Excerpt from a dataset
_ _ _ _ _
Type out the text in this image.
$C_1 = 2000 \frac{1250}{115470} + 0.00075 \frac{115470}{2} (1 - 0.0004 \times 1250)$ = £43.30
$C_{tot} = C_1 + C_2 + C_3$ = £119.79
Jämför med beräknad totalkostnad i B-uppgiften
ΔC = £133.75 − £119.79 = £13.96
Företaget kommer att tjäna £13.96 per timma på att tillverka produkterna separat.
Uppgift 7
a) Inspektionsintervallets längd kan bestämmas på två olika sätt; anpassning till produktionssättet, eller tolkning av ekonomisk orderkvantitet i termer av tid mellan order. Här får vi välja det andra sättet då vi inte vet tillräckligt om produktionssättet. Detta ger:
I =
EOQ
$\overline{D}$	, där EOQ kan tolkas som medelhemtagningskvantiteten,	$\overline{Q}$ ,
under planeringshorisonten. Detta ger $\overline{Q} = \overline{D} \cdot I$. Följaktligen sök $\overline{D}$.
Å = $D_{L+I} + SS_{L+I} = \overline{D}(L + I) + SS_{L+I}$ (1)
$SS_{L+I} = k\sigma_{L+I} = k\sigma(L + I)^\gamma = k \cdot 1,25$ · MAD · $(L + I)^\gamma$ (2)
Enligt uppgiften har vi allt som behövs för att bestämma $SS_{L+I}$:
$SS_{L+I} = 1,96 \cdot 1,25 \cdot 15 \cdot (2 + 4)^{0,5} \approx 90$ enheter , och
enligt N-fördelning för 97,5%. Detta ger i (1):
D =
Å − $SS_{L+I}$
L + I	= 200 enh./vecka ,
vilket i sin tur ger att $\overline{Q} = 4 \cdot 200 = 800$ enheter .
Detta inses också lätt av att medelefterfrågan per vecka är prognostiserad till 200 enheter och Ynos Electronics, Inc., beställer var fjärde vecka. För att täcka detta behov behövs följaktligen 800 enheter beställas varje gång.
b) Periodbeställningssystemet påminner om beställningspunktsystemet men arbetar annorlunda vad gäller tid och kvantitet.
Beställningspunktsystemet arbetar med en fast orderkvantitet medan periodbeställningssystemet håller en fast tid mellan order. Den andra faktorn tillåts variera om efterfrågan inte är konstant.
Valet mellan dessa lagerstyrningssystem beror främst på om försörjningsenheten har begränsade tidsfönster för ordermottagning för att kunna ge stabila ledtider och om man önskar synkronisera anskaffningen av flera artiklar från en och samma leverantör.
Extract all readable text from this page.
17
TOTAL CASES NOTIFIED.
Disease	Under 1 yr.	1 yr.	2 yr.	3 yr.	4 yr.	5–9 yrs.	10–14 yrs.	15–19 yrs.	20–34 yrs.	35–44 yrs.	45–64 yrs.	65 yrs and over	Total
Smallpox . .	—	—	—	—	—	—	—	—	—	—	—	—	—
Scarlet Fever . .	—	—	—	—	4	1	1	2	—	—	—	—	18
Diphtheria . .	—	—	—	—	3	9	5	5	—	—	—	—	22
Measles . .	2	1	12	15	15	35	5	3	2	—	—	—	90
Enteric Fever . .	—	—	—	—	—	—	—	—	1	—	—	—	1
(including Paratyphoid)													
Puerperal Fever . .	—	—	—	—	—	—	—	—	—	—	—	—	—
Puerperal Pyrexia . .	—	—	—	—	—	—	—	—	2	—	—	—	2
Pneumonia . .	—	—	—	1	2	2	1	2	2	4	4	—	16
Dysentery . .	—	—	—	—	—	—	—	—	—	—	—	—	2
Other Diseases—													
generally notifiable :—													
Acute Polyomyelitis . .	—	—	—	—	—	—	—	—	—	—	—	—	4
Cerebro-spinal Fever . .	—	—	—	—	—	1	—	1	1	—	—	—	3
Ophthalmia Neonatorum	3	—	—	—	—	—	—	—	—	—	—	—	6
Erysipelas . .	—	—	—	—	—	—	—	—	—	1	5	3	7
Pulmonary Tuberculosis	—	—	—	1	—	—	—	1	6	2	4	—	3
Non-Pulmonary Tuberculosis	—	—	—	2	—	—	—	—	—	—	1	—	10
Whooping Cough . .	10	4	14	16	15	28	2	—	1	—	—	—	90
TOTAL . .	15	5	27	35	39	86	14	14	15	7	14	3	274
_ _ _ _ _
* **Problem requirements**
Find every line in the records that has the string "Tuberculosis", then state how many there are and nothing else.

* **Solution for this problem**
2